▶ _Exercise aim_
All of the entries need to be written out again, exactly as they are.

[Dataset entries]

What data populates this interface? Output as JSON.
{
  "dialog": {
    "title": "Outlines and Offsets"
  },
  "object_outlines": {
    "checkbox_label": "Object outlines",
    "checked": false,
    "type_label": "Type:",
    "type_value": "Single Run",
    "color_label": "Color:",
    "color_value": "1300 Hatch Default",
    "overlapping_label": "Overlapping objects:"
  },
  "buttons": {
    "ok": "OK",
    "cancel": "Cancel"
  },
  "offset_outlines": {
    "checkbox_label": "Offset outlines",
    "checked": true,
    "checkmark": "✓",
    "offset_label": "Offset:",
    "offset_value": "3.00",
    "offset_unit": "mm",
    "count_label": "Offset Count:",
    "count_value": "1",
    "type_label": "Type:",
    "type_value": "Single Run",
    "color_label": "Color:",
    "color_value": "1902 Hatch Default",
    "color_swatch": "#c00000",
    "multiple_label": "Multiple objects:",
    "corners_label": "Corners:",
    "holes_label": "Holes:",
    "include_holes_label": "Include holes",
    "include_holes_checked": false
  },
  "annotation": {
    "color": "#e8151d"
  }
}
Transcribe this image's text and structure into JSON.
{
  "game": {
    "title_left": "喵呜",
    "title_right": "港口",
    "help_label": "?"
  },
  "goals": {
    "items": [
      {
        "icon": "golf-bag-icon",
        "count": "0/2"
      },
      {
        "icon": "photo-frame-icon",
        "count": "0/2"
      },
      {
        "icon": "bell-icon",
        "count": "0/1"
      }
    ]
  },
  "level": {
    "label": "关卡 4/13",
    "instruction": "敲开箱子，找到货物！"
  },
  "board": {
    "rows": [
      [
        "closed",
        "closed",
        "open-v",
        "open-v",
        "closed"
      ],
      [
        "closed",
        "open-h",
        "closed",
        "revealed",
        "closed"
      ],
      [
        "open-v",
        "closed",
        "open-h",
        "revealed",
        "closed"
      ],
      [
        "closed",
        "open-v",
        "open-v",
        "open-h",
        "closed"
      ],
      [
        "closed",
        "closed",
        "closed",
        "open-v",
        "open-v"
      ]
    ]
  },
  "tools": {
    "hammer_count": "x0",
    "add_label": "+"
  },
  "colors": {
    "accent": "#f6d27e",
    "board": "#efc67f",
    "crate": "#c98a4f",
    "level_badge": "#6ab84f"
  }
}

▶ _In response_
What data populates this interface? Output as JSON.
{
  "dialog": {
    "title": "Outlines and Offsets"
  },
  "object_outlines": {
    "checkbox_label": "Object outlines",
    "checked": false,
    "type_label": "Type:",
    "type_value": "Single Run",
    "color_label": "Color:",
    "color_value": "1300 Hatch Default",
    "overlapping_label": "Overlapping objects:"
  },
  "buttons": {
    "ok": "OK",
    "cancel": "Cancel"
  },
  "offset_outlines": {
    "checkbox_label": "Offset outlines",
    "checked": true,
    "checkmark": "✓",
    "offset_label": "Offset:",
    "offset_value": "3.00",
    "offset_unit": "mm",
    "count_label": "Offset Count:",
    "count_value": "1",
    "type_label": "Type:",
    "type_value": "Single Run",
    "color_label": "Color:",
    "color_value": "1902 Hatch Default",
    "color_swatch": "#c00000",
    "multiple_label": "Multiple objects:",
    "corners_label": "Corners:",
    "holes_label": "Holes:",
    "include_holes_label": "Include holes",
    "include_holes_checked": false
  },
  "annotation": {
    "color": "#e8151d"
  }
}
Transcribe this image's text and structure into JSON.
{
  "game": {
    "title_left": "喵呜",
    "title_right": "港口",
    "help_label": "?"
  },
  "goals": {
    "items": [
      {
        "icon": "golf-bag-icon",
        "count": "0/2"
      },
      {
        "icon": "photo-frame-icon",
        "count": "0/2"
      },
      {
        "icon": "bell-icon",
        "count": "0/1"
      }
    ]
  },
  "level": {
    "label": "关卡 4/13",
    "instruction": "敲开箱子，找到货物！"
  },
  "board": {
    "rows": [
      [
        "closed",
        "closed",
        "open-v",
        "open-v",
        "closed"
      ],
      [
        "closed",
        "open-h",
        "closed",
        "revealed",
        "closed"
      ],
      [
        "open-v",
        "closed",
        "open-h",
        "revealed",
        "closed"
      ],
      [
        "closed",
        "open-v",
        "open-v",
        "open-h",
        "closed"
      ],
      [
        "closed",
        "closed",
        "closed",
        "open-v",
        "open-v"
      ]
    ]
  },
  "tools": {
    "hammer_count": "x0",
    "add_label": "+"
  },
  "colors": {
    "accent": "#f6d27e",
    "board": "#efc67f",
    "crate": "#c98a4f",
    "level_badge": "#6ab84f"
  }
}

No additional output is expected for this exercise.